**To be done**
Copy the lines that follow, keeping every character the same.

-------- Information supplied --------

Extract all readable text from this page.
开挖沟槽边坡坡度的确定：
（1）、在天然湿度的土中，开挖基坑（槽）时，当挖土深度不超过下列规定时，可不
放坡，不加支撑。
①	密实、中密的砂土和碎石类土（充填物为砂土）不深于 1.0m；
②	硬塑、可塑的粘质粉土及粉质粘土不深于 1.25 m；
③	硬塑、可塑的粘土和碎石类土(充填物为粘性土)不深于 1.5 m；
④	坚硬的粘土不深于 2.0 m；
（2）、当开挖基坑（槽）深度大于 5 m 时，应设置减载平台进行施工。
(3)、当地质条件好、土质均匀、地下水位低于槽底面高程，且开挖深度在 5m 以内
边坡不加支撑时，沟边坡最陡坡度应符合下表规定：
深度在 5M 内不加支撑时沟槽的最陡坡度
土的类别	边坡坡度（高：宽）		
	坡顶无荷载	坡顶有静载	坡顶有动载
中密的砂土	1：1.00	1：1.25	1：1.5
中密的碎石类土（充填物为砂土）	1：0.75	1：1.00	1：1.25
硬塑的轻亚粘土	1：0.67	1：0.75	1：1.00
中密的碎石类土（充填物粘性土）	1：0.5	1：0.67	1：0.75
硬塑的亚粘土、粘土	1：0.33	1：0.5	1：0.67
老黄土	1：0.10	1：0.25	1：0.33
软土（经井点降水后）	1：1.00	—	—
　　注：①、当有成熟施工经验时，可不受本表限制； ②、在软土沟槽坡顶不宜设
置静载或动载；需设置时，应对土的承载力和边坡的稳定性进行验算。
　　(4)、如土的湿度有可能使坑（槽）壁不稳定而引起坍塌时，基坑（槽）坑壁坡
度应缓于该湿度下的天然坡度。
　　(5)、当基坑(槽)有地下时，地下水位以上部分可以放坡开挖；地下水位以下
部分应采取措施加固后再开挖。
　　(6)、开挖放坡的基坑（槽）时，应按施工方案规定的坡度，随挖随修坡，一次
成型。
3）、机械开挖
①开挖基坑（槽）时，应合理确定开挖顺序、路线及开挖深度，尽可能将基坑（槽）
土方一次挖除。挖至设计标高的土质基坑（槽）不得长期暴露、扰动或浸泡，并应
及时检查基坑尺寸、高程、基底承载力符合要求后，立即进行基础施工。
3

--------

**Correct response**
Extract all readable text from this page.
开挖沟槽边坡坡度的确定：
（1）、在天然湿度的土中，开挖基坑（槽）时，当挖土深度不超过下列规定时，可不
放坡，不加支撑。
①	密实、中密的砂土和碎石类土（充填物为砂土）不深于 1.0m；
②	硬塑、可塑的粘质粉土及粉质粘土不深于 1.25 m；
③	硬塑、可塑的粘土和碎石类土(充填物为粘性土)不深于 1.5 m；
④	坚硬的粘土不深于 2.0 m；
（2）、当开挖基坑（槽）深度大于 5 m 时，应设置减载平台进行施工。
(3)、当地质条件好、土质均匀、地下水位低于槽底面高程，且开挖深度在 5m 以内
边坡不加支撑时，沟边坡最陡坡度应符合下表规定：
深度在 5M 内不加支撑时沟槽的最陡坡度
土的类别	边坡坡度（高：宽）		
	坡顶无荷载	坡顶有静载	坡顶有动载
中密的砂土	1：1.00	1：1.25	1：1.5
中密的碎石类土（充填物为砂土）	1：0.75	1：1.00	1：1.25
硬塑的轻亚粘土	1：0.67	1：0.75	1：1.00
中密的碎石类土（充填物粘性土）	1：0.5	1：0.67	1：0.75
硬塑的亚粘土、粘土	1：0.33	1：0.5	1：0.67
老黄土	1：0.10	1：0.25	1：0.33
软土（经井点降水后）	1：1.00	—	—
　　注：①、当有成熟施工经验时，可不受本表限制； ②、在软土沟槽坡顶不宜设
置静载或动载；需设置时，应对土的承载力和边坡的稳定性进行验算。
　　(4)、如土的湿度有可能使坑（槽）壁不稳定而引起坍塌时，基坑（槽）坑壁坡
度应缓于该湿度下的天然坡度。
　　(5)、当基坑(槽)有地下时，地下水位以上部分可以放坡开挖；地下水位以下
部分应采取措施加固后再开挖。
　　(6)、开挖放坡的基坑（槽）时，应按施工方案规定的坡度，随挖随修坡，一次
成型。
3）、机械开挖
①开挖基坑（槽）时，应合理确定开挖顺序、路线及开挖深度，尽可能将基坑（槽）
土方一次挖除。挖至设计标高的土质基坑（槽）不得长期暴露、扰动或浸泡，并应
及时检查基坑尺寸、高程、基底承载力符合要求后，立即进行基础施工。
3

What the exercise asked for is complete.